• _WORK TO DO_
Can you transcribe the listing below line for line, exactly as it appears, leaving out the picture?

• _GIVEN INFORMATION_

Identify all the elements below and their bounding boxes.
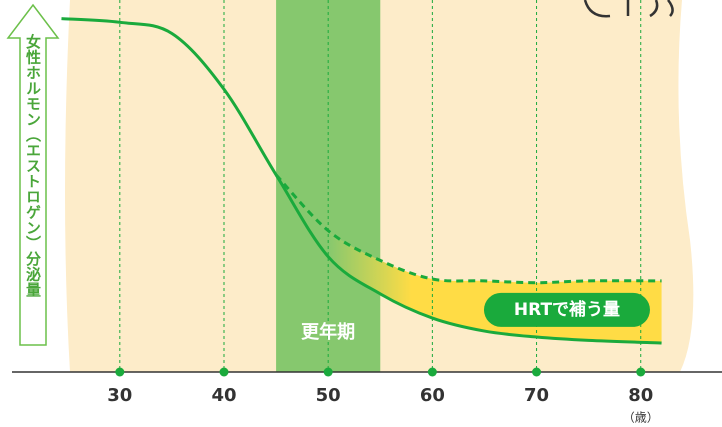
illustration bbox=[583, 0, 674, 18]
x-unit: （歳） bbox=[623, 411, 659, 425]
plot: 更年期 HRTで補う量 30 40 50 60 70 80 （歳） bbox=[12, 0, 722, 425]
x-tick-label: 70 bbox=[524, 385, 549, 406]
band-label: 更年期 bbox=[301, 321, 355, 343]
tick-dot bbox=[219, 367, 229, 377]
tick-dot bbox=[115, 367, 125, 377]
tick-dot bbox=[427, 367, 437, 377]
tick-dot bbox=[636, 367, 646, 377]
fill-label-pill bbox=[483, 292, 650, 327]
x-tick-label: 60 bbox=[420, 385, 445, 406]
fill-label: HRTで補う量 bbox=[514, 299, 620, 320]
x-tick-label: 80 bbox=[628, 385, 653, 406]
line-solid bbox=[61, 17, 662, 345]
x-tick-label: 40 bbox=[211, 385, 236, 406]
y-axis-label: 女性ホルモン（エストロゲン）分泌量 bbox=[24, 33, 42, 297]
tick-dot bbox=[323, 367, 333, 377]
x-tick-label: 50 bbox=[316, 385, 341, 406]
x-tick-label: 30 bbox=[107, 385, 132, 406]
y-arrow bbox=[6, 3, 60, 346]
line-dashed bbox=[274, 173, 662, 285]
tick-dot bbox=[532, 367, 542, 377]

• _ANSWER TO THE EXERCISE_
Identify all the elements below and their bounding boxes.
illustration bbox=[583, 0, 674, 18]
x-unit: （歳） bbox=[623, 411, 659, 425]
plot: 更年期 HRTで補う量 30 40 50 60 70 80 （歳） bbox=[12, 0, 722, 425]
x-tick-label: 70 bbox=[524, 385, 549, 406]
band-label: 更年期 bbox=[301, 321, 355, 343]
tick-dot bbox=[219, 367, 229, 377]
tick-dot bbox=[115, 367, 125, 377]
tick-dot bbox=[427, 367, 437, 377]
tick-dot bbox=[636, 367, 646, 377]
fill-label-pill bbox=[483, 292, 650, 327]
x-tick-label: 60 bbox=[420, 385, 445, 406]
fill-label: HRTで補う量 bbox=[514, 299, 620, 320]
x-tick-label: 80 bbox=[628, 385, 653, 406]
line-solid bbox=[61, 17, 662, 345]
x-tick-label: 40 bbox=[211, 385, 236, 406]
y-axis-label: 女性ホルモン（エストロゲン）分泌量 bbox=[24, 33, 42, 297]
tick-dot bbox=[323, 367, 333, 377]
x-tick-label: 50 bbox=[316, 385, 341, 406]
x-tick-label: 30 bbox=[107, 385, 132, 406]
y-arrow bbox=[6, 3, 60, 346]
line-dashed bbox=[274, 173, 662, 285]
tick-dot bbox=[532, 367, 542, 377]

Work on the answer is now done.